What the task asks: Produce an exact copy of the lines from the line that contains "Type out the text in this image." to the end of the listing below.

Extracted material:
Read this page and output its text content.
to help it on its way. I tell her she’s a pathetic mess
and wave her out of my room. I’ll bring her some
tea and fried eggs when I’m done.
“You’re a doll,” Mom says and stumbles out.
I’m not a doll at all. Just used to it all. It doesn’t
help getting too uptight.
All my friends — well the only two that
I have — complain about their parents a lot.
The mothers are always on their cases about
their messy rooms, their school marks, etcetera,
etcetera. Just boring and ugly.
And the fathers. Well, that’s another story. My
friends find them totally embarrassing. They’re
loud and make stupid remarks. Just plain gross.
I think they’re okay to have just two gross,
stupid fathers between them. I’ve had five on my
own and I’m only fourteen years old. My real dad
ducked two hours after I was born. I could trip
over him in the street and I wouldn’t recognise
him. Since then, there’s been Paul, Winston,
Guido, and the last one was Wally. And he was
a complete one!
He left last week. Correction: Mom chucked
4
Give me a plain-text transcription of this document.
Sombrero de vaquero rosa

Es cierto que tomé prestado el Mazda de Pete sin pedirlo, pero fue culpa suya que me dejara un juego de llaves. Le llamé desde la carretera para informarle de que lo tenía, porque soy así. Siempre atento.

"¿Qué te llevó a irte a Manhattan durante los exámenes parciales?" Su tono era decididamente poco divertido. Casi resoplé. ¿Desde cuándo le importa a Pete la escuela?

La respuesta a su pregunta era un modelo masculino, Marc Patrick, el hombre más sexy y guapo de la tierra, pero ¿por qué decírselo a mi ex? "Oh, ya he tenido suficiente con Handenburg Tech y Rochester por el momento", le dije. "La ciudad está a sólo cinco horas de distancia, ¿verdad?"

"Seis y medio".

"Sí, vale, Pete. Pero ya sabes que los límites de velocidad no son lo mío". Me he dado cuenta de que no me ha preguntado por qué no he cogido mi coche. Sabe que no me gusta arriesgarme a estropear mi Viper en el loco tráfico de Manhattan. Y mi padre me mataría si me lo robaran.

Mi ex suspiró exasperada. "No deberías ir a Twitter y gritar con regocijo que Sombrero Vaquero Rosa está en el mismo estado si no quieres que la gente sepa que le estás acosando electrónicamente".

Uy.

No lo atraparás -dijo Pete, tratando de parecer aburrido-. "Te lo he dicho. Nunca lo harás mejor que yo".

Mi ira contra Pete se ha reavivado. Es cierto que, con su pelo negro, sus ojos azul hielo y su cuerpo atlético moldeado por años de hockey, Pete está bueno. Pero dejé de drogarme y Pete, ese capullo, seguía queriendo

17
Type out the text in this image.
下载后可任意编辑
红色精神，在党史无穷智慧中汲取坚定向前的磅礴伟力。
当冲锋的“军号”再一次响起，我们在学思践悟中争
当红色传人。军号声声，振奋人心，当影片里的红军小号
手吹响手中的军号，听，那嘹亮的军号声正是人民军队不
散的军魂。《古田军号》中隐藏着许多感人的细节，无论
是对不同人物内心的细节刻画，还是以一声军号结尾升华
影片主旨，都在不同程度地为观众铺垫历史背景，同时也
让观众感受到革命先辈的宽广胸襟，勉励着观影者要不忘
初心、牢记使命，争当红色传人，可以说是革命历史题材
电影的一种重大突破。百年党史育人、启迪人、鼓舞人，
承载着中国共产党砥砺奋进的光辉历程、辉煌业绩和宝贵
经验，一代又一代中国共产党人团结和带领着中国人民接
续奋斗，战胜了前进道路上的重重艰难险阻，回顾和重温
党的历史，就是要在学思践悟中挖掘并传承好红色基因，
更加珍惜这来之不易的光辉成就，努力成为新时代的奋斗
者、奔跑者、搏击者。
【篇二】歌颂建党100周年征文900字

Written solution:
Type out the text in this image.
下载后可任意编辑
红色精神，在党史无穷智慧中汲取坚定向前的磅礴伟力。
当冲锋的“军号”再一次响起，我们在学思践悟中争
当红色传人。军号声声，振奋人心，当影片里的红军小号
手吹响手中的军号，听，那嘹亮的军号声正是人民军队不
散的军魂。《古田军号》中隐藏着许多感人的细节，无论
是对不同人物内心的细节刻画，还是以一声军号结尾升华
影片主旨，都在不同程度地为观众铺垫历史背景，同时也
让观众感受到革命先辈的宽广胸襟，勉励着观影者要不忘
初心、牢记使命，争当红色传人，可以说是革命历史题材
电影的一种重大突破。百年党史育人、启迪人、鼓舞人，
承载着中国共产党砥砺奋进的光辉历程、辉煌业绩和宝贵
经验，一代又一代中国共产党人团结和带领着中国人民接
续奋斗，战胜了前进道路上的重重艰难险阻，回顾和重温
党的历史，就是要在学思践悟中挖掘并传承好红色基因，
更加珍惜这来之不易的光辉成就，努力成为新时代的奋斗
者、奔跑者、搏击者。
【篇二】歌颂建党100周年征文900字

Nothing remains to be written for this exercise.